EXERCISE: Tell how many lines in the data below include the word "state". The answer is the number only.
— start RECORDS TO USE —
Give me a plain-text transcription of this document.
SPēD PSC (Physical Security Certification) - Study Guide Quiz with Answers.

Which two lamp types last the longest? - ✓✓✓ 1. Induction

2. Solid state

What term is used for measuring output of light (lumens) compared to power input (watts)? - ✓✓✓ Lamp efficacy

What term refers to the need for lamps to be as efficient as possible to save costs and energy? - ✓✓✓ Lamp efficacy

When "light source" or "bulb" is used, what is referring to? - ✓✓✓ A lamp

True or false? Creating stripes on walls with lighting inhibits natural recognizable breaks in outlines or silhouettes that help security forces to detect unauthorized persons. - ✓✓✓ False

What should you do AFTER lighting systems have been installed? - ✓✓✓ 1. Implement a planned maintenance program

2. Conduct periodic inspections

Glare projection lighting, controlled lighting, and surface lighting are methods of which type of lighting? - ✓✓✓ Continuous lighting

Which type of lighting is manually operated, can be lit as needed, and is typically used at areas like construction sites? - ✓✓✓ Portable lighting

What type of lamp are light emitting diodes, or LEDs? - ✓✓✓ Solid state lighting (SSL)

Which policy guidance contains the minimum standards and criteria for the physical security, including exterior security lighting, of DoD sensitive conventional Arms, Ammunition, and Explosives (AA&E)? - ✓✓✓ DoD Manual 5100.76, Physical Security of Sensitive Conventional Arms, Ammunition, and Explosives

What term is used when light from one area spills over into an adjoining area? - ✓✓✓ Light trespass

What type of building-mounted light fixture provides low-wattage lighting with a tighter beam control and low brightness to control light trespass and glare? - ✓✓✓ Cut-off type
— end RECORDS TO USE —
— start RECORDS TO USE —
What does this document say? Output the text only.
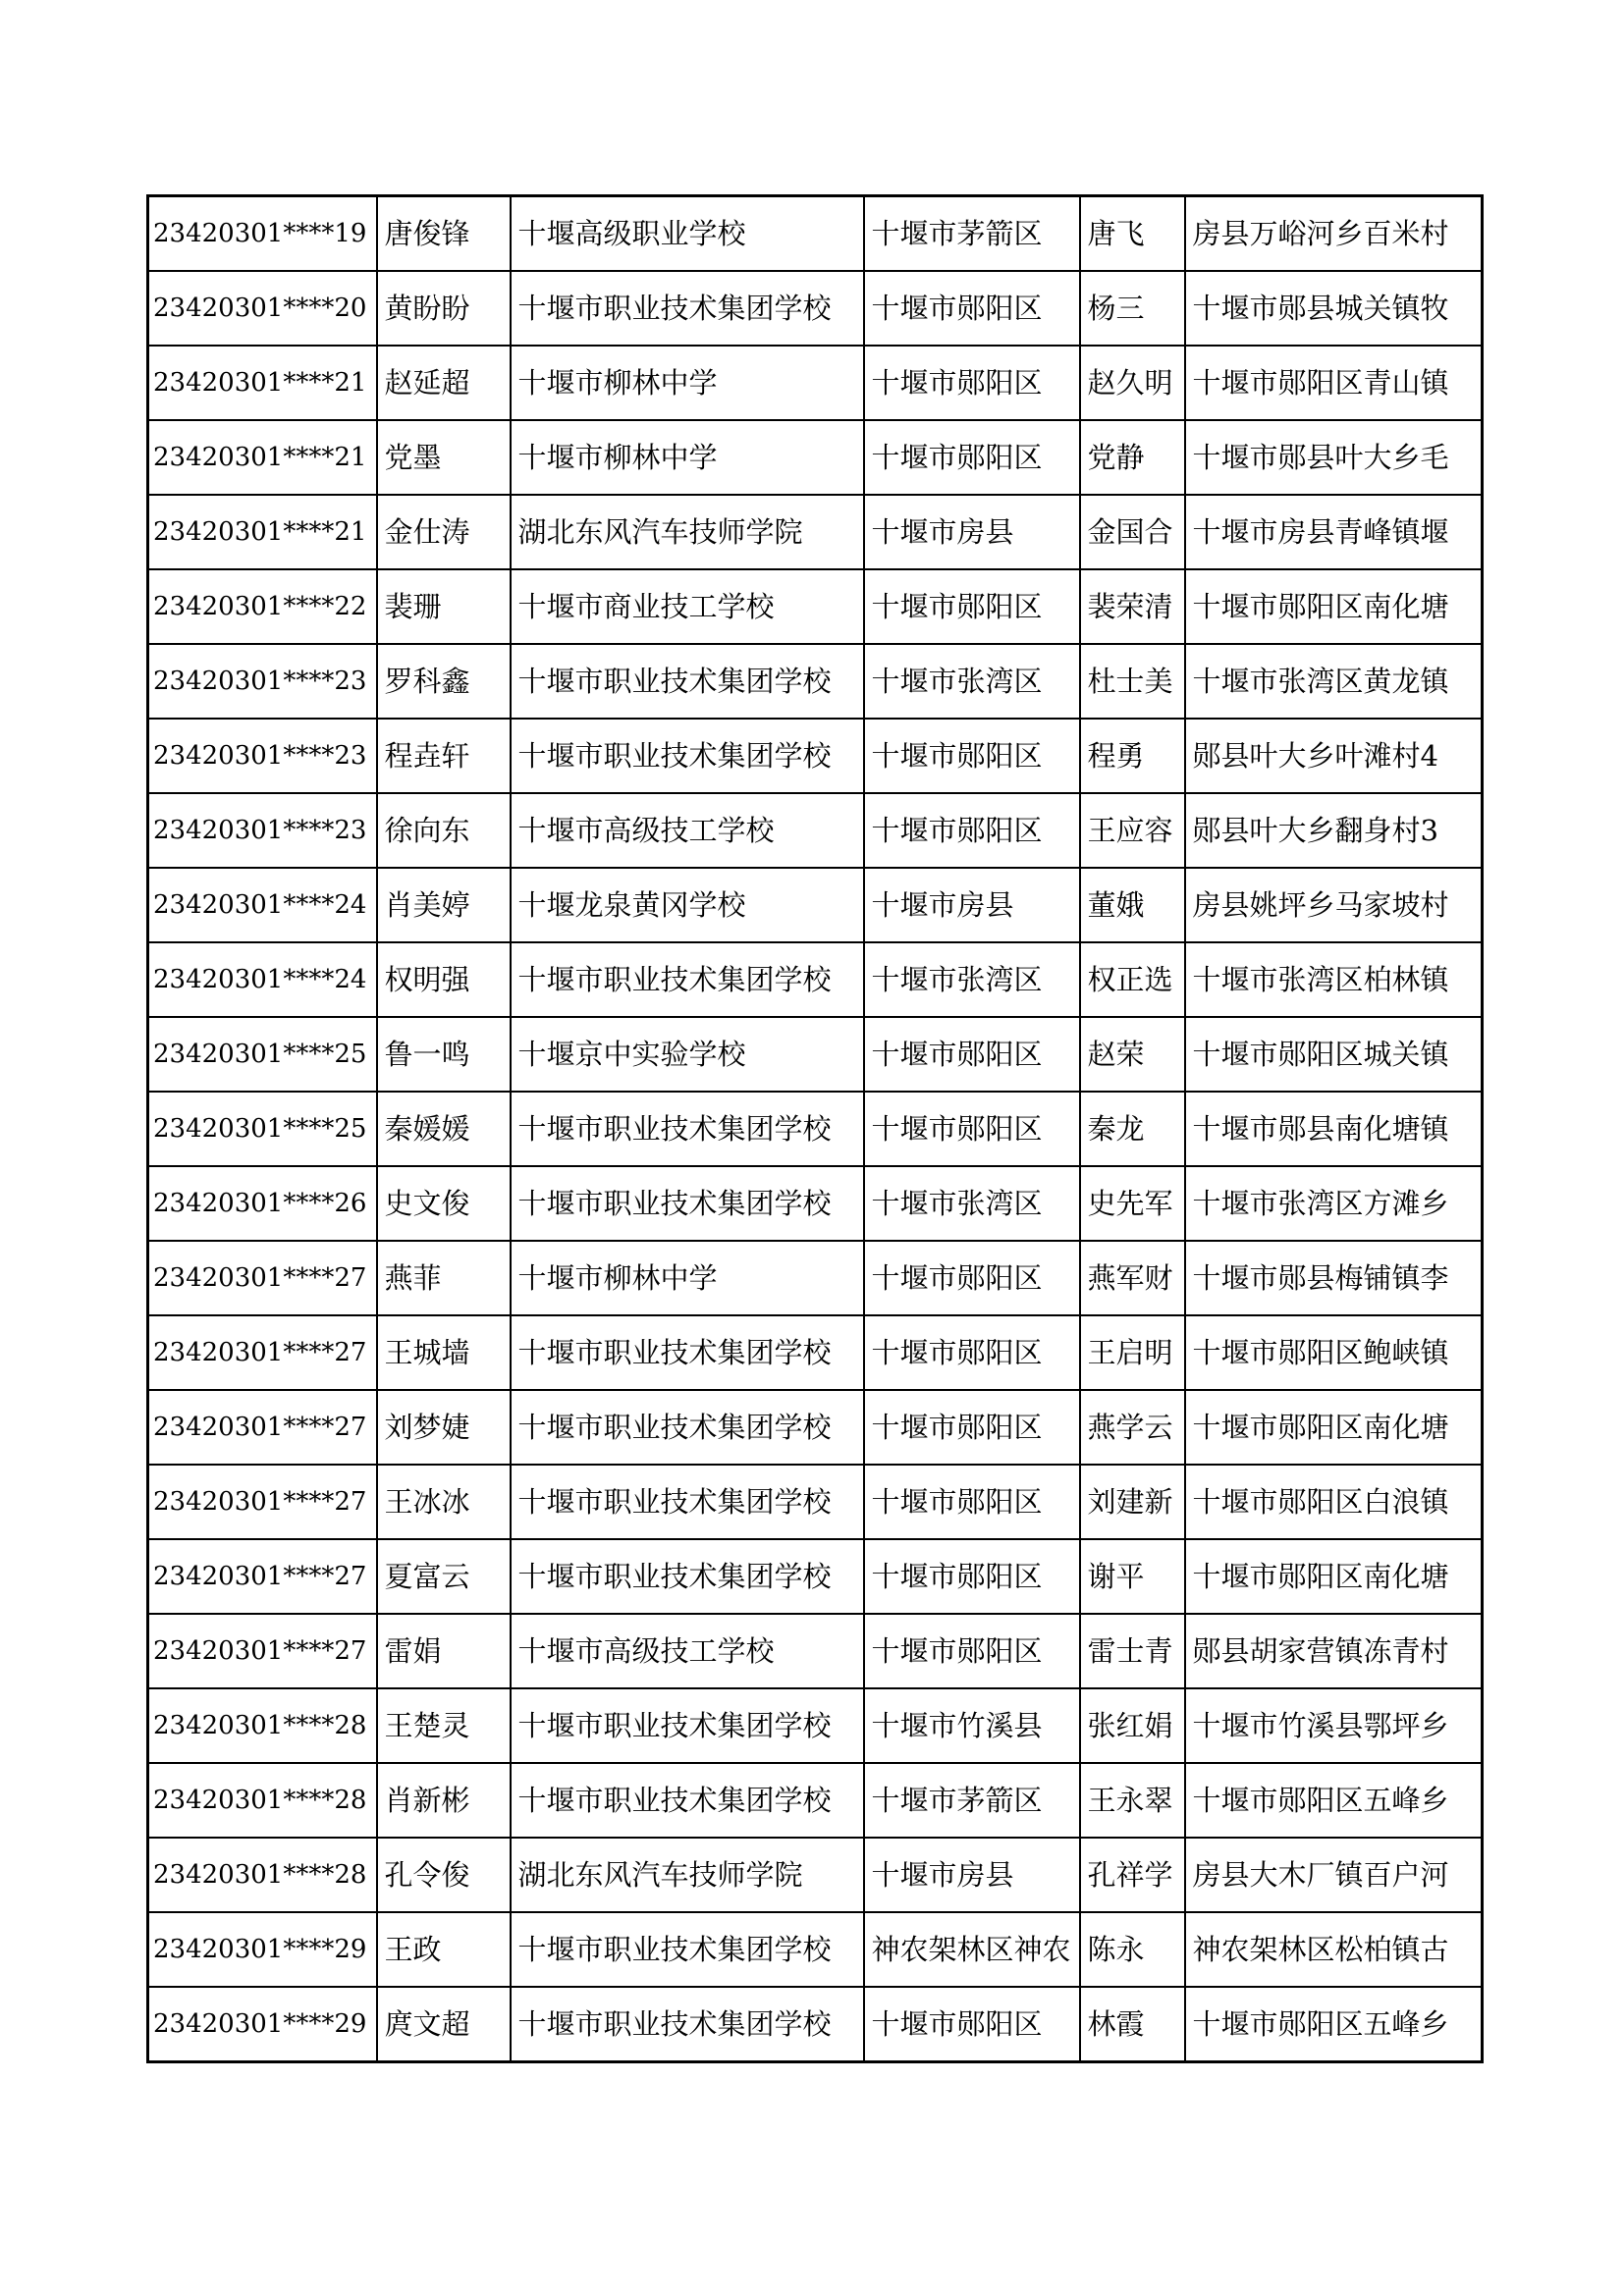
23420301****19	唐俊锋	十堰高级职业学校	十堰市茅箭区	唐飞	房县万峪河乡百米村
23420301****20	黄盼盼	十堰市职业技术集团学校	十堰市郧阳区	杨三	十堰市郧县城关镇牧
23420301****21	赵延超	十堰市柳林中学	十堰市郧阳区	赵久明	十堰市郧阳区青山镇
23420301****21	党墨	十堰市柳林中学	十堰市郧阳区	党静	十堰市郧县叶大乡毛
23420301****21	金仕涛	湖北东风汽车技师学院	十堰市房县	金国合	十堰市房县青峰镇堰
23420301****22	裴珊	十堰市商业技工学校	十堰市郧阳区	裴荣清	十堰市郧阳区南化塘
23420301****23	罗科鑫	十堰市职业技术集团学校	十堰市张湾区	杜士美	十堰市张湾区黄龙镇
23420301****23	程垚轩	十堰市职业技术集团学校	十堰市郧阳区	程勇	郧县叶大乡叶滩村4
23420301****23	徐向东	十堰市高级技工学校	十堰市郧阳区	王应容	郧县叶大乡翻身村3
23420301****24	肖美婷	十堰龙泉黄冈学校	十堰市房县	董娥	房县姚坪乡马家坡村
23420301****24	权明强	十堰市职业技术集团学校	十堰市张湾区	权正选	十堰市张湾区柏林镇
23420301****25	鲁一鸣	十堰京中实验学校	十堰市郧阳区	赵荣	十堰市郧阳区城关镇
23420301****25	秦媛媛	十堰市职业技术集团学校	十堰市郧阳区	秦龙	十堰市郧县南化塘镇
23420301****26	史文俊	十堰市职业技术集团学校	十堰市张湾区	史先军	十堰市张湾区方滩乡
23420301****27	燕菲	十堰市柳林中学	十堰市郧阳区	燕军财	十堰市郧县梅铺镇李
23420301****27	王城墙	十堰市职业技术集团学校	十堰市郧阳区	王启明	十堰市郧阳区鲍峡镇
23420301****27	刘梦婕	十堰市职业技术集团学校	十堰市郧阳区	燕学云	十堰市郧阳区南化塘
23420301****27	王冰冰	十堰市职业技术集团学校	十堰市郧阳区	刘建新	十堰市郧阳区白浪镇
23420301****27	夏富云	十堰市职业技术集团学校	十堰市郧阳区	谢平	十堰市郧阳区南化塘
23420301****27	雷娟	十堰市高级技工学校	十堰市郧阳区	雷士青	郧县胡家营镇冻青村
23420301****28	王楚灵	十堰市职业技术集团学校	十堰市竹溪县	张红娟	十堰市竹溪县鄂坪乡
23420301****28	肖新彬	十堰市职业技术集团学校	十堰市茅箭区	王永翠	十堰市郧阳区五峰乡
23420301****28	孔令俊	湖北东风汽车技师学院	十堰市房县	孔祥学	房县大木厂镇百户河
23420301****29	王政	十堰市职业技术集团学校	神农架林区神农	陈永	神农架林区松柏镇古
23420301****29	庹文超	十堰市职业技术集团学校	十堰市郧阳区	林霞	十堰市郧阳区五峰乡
— end RECORDS TO USE —
FINAL RESULT: 2